Dataset rows about figures:

========

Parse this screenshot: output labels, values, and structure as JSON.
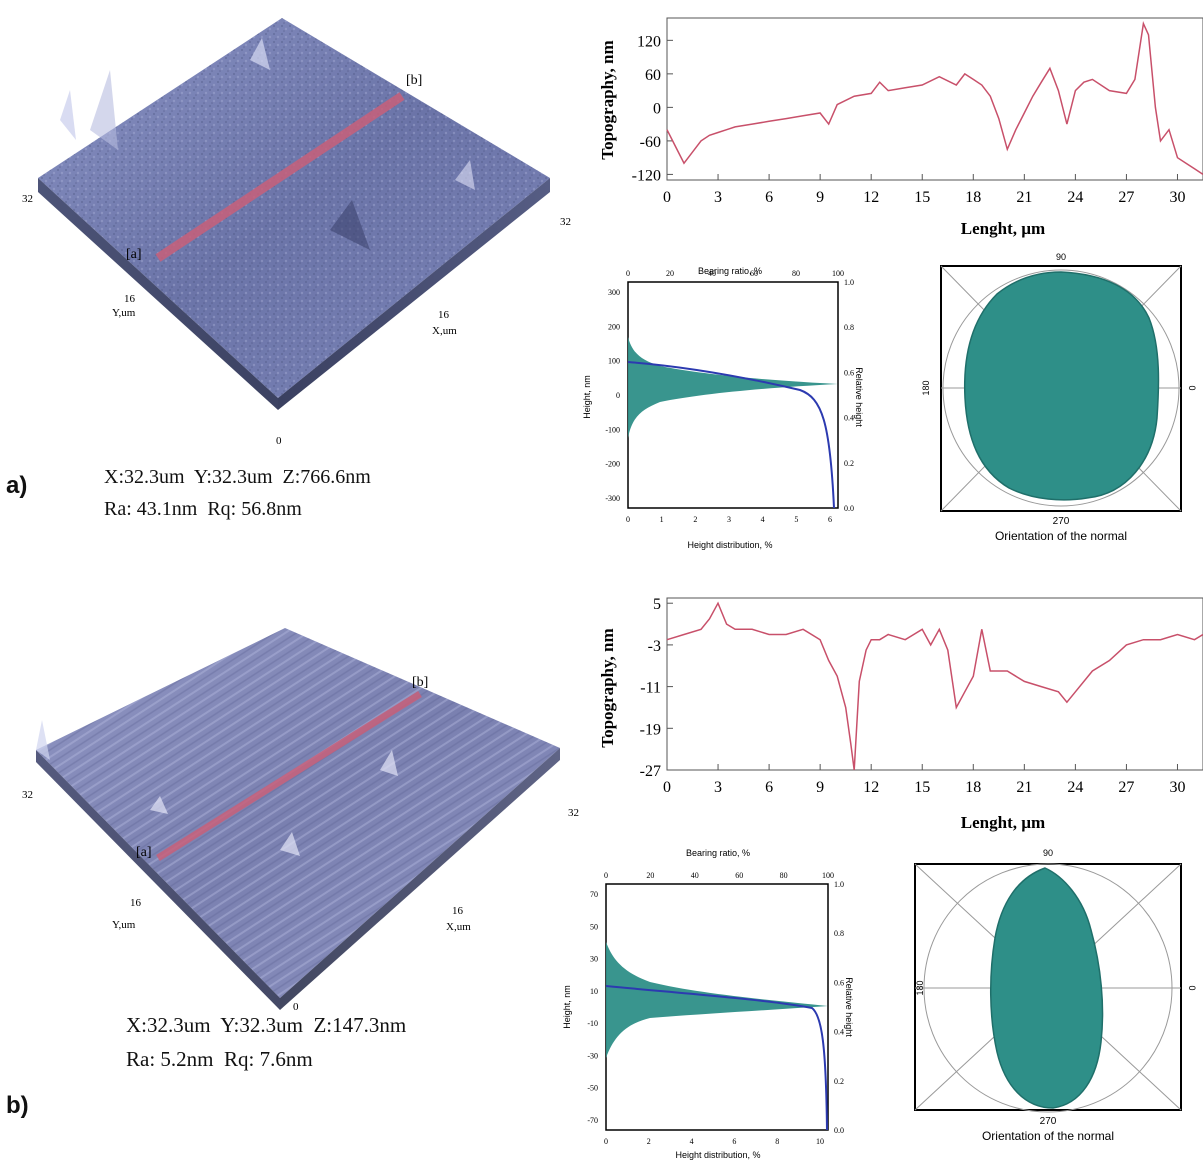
{
  "panels": [
    {
      "id": "a",
      "label": "a)",
      "meta_line1": "X:32.3um  Y:32.3um  Z:766.6nm",
      "meta_line2": "Ra: 43.1nm  Rq: 56.8nm",
      "surface": {
        "labels": {
          "a": "[a]",
          "b": "[b]",
          "left": "32",
          "right": "32",
          "y_mid": "16",
          "y_unit": "Y,um",
          "x_mid": "16",
          "x_unit": "X,um",
          "bottom": "0"
        }
      },
      "profile": {
        "type": "line",
        "ylabel": "Topography, nm",
        "xlabel": "Lenght, µm",
        "xlim": [
          0,
          31.5
        ],
        "ylim": [
          -130,
          160
        ],
        "xticks": [
          0,
          3,
          6,
          9,
          12,
          15,
          18,
          21,
          24,
          27,
          30
        ],
        "yticks": [
          120,
          60,
          0,
          -60,
          -120
        ],
        "x": [
          0,
          0.5,
          1,
          1.5,
          2,
          2.5,
          3,
          3.5,
          4,
          5,
          6,
          7,
          8,
          9,
          9.5,
          10,
          11,
          12,
          12.5,
          13,
          14,
          15,
          16,
          17,
          17.5,
          18,
          18.5,
          19,
          19.5,
          20,
          20.5,
          21,
          21.5,
          22,
          22.5,
          23,
          23.5,
          24,
          24.5,
          25,
          26,
          27,
          27.5,
          28,
          28.3,
          28.7,
          29,
          29.5,
          30,
          30.5,
          31,
          31.5
        ],
        "y": [
          -40,
          -70,
          -100,
          -80,
          -60,
          -50,
          -45,
          -40,
          -35,
          -30,
          -25,
          -20,
          -15,
          -10,
          -30,
          5,
          20,
          25,
          45,
          30,
          35,
          40,
          55,
          40,
          60,
          50,
          40,
          20,
          -20,
          -75,
          -40,
          -10,
          20,
          45,
          70,
          30,
          -30,
          30,
          45,
          50,
          30,
          25,
          50,
          150,
          130,
          0,
          -60,
          -40,
          -90,
          -100,
          -110,
          -120
        ]
      },
      "histogram": {
        "type": "area",
        "top_label": "Bearing ratio, %",
        "left_label": "Height, nm",
        "right_label": "Relative height",
        "bottom_label": "Height distribution, %",
        "top_ticks": [
          "0",
          "20",
          "40",
          "60",
          "80",
          "100"
        ],
        "left_ticks": [
          "300",
          "200",
          "100",
          "0",
          "-100",
          "-200",
          "-300"
        ],
        "right_ticks": [
          "1.0",
          "0.8",
          "0.6",
          "0.4",
          "0.2",
          "0.0"
        ],
        "bottom_ticks": [
          "0",
          "1",
          "2",
          "3",
          "4",
          "5",
          "6"
        ]
      },
      "polar": {
        "type": "area",
        "title": "Orientation of the normal",
        "angle_labels": {
          "top": "90",
          "left": "180",
          "right": "0",
          "bottom": "270"
        }
      }
    },
    {
      "id": "b",
      "label": "b)",
      "meta_line1": "X:32.3um  Y:32.3um  Z:147.3nm",
      "meta_line2": "Ra: 5.2nm  Rq: 7.6nm",
      "surface": {
        "labels": {
          "a": "[a]",
          "b": "[b]",
          "left": "32",
          "right": "32",
          "y_mid": "16",
          "y_unit": "Y,um",
          "x_mid": "16",
          "x_unit": "X,um",
          "bottom": "0"
        }
      },
      "profile": {
        "type": "line",
        "ylabel": "Topography, nm",
        "xlabel": "Lenght, µm",
        "xlim": [
          0,
          31.5
        ],
        "ylim": [
          -27,
          6
        ],
        "xticks": [
          0,
          3,
          6,
          9,
          12,
          15,
          18,
          21,
          24,
          27,
          30
        ],
        "yticks": [
          5,
          -3,
          -11,
          -19,
          -27
        ],
        "x": [
          0,
          1,
          2,
          2.5,
          3,
          3.5,
          4,
          5,
          6,
          7,
          8,
          9,
          9.5,
          10,
          10.5,
          10.8,
          11,
          11.3,
          11.7,
          12,
          12.5,
          13,
          14,
          15,
          15.5,
          16,
          16.5,
          17,
          17.5,
          18,
          18.5,
          19,
          20,
          21,
          22,
          23,
          23.5,
          24,
          25,
          26,
          27,
          28,
          29,
          30,
          31,
          31.5
        ],
        "y": [
          -2,
          -1,
          0,
          2,
          5,
          1,
          0,
          0,
          -1,
          -1,
          0,
          -2,
          -6,
          -9,
          -15,
          -22,
          -27,
          -10,
          -4,
          -2,
          -2,
          -1,
          -2,
          0,
          -3,
          0,
          -4,
          -15,
          -12,
          -9,
          0,
          -8,
          -8,
          -10,
          -11,
          -12,
          -14,
          -12,
          -8,
          -6,
          -3,
          -2,
          -2,
          -1,
          -2,
          -1
        ]
      },
      "histogram": {
        "type": "area",
        "top_label": "Bearing ratio, %",
        "left_label": "Height, nm",
        "right_label": "Relative height",
        "bottom_label": "Height distribution, %",
        "top_ticks": [
          "0",
          "20",
          "40",
          "60",
          "80",
          "100"
        ],
        "left_ticks": [
          "70",
          "50",
          "30",
          "10",
          "-10",
          "-30",
          "-50",
          "-70"
        ],
        "right_ticks": [
          "1.0",
          "0.8",
          "0.6",
          "0.4",
          "0.2",
          "0.0"
        ],
        "bottom_ticks": [
          "0",
          "2",
          "4",
          "6",
          "8",
          "10"
        ]
      },
      "polar": {
        "type": "area",
        "title": "Orientation of the normal",
        "angle_labels": {
          "top": "90",
          "left": "180",
          "right": "0",
          "bottom": "270"
        }
      }
    }
  ]
}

========

Leave out the pictures and retype every line above exactly.

Parse this screenshot: output labels, values, and structure as JSON.
{
  "panels": [
    {
      "id": "a",
      "label": "a)",
      "meta_line1": "X:32.3um  Y:32.3um  Z:766.6nm",
      "meta_line2": "Ra: 43.1nm  Rq: 56.8nm",
      "surface": {
        "labels": {
          "a": "[a]",
          "b": "[b]",
          "left": "32",
          "right": "32",
          "y_mid": "16",
          "y_unit": "Y,um",
          "x_mid": "16",
          "x_unit": "X,um",
          "bottom": "0"
        }
      },
      "profile": {
        "type": "line",
        "ylabel": "Topography, nm",
        "xlabel": "Lenght, µm",
        "xlim": [
          0,
          31.5
        ],
        "ylim": [
          -130,
          160
        ],
        "xticks": [
          0,
          3,
          6,
          9,
          12,
          15,
          18,
          21,
          24,
          27,
          30
        ],
        "yticks": [
          120,
          60,
          0,
          -60,
          -120
        ],
        "x": [
          0,
          0.5,
          1,
          1.5,
          2,
          2.5,
          3,
          3.5,
          4,
          5,
          6,
          7,
          8,
          9,
          9.5,
          10,
          11,
          12,
          12.5,
          13,
          14,
          15,
          16,
          17,
          17.5,
          18,
          18.5,
          19,
          19.5,
          20,
          20.5,
          21,
          21.5,
          22,
          22.5,
          23,
          23.5,
          24,
          24.5,
          25,
          26,
          27,
          27.5,
          28,
          28.3,
          28.7,
          29,
          29.5,
          30,
          30.5,
          31,
          31.5
        ],
        "y": [
          -40,
          -70,
          -100,
          -80,
          -60,
          -50,
          -45,
          -40,
          -35,
          -30,
          -25,
          -20,
          -15,
          -10,
          -30,
          5,
          20,
          25,
          45,
          30,
          35,
          40,
          55,
          40,
          60,
          50,
          40,
          20,
          -20,
          -75,
          -40,
          -10,
          20,
          45,
          70,
          30,
          -30,
          30,
          45,
          50,
          30,
          25,
          50,
          150,
          130,
          0,
          -60,
          -40,
          -90,
          -100,
          -110,
          -120
        ]
      },
      "histogram": {
        "type": "area",
        "top_label": "Bearing ratio, %",
        "left_label": "Height, nm",
        "right_label": "Relative height",
        "bottom_label": "Height distribution, %",
        "top_ticks": [
          "0",
          "20",
          "40",
          "60",
          "80",
          "100"
        ],
        "left_ticks": [
          "300",
          "200",
          "100",
          "0",
          "-100",
          "-200",
          "-300"
        ],
        "right_ticks": [
          "1.0",
          "0.8",
          "0.6",
          "0.4",
          "0.2",
          "0.0"
        ],
        "bottom_ticks": [
          "0",
          "1",
          "2",
          "3",
          "4",
          "5",
          "6"
        ]
      },
      "polar": {
        "type": "area",
        "title": "Orientation of the normal",
        "angle_labels": {
          "top": "90",
          "left": "180",
          "right": "0",
          "bottom": "270"
        }
      }
    },
    {
      "id": "b",
      "label": "b)",
      "meta_line1": "X:32.3um  Y:32.3um  Z:147.3nm",
      "meta_line2": "Ra: 5.2nm  Rq: 7.6nm",
      "surface": {
        "labels": {
          "a": "[a]",
          "b": "[b]",
          "left": "32",
          "right": "32",
          "y_mid": "16",
          "y_unit": "Y,um",
          "x_mid": "16",
          "x_unit": "X,um",
          "bottom": "0"
        }
      },
      "profile": {
        "type": "line",
        "ylabel": "Topography, nm",
        "xlabel": "Lenght, µm",
        "xlim": [
          0,
          31.5
        ],
        "ylim": [
          -27,
          6
        ],
        "xticks": [
          0,
          3,
          6,
          9,
          12,
          15,
          18,
          21,
          24,
          27,
          30
        ],
        "yticks": [
          5,
          -3,
          -11,
          -19,
          -27
        ],
        "x": [
          0,
          1,
          2,
          2.5,
          3,
          3.5,
          4,
          5,
          6,
          7,
          8,
          9,
          9.5,
          10,
          10.5,
          10.8,
          11,
          11.3,
          11.7,
          12,
          12.5,
          13,
          14,
          15,
          15.5,
          16,
          16.5,
          17,
          17.5,
          18,
          18.5,
          19,
          20,
          21,
          22,
          23,
          23.5,
          24,
          25,
          26,
          27,
          28,
          29,
          30,
          31,
          31.5
        ],
        "y": [
          -2,
          -1,
          0,
          2,
          5,
          1,
          0,
          0,
          -1,
          -1,
          0,
          -2,
          -6,
          -9,
          -15,
          -22,
          -27,
          -10,
          -4,
          -2,
          -2,
          -1,
          -2,
          0,
          -3,
          0,
          -4,
          -15,
          -12,
          -9,
          0,
          -8,
          -8,
          -10,
          -11,
          -12,
          -14,
          -12,
          -8,
          -6,
          -3,
          -2,
          -2,
          -1,
          -2,
          -1
        ]
      },
      "histogram": {
        "type": "area",
        "top_label": "Bearing ratio, %",
        "left_label": "Height, nm",
        "right_label": "Relative height",
        "bottom_label": "Height distribution, %",
        "top_ticks": [
          "0",
          "20",
          "40",
          "60",
          "80",
          "100"
        ],
        "left_ticks": [
          "70",
          "50",
          "30",
          "10",
          "-10",
          "-30",
          "-50",
          "-70"
        ],
        "right_ticks": [
          "1.0",
          "0.8",
          "0.6",
          "0.4",
          "0.2",
          "0.0"
        ],
        "bottom_ticks": [
          "0",
          "2",
          "4",
          "6",
          "8",
          "10"
        ]
      },
      "polar": {
        "type": "area",
        "title": "Orientation of the normal",
        "angle_labels": {
          "top": "90",
          "left": "180",
          "right": "0",
          "bottom": "270"
        }
      }
    }
  ]
}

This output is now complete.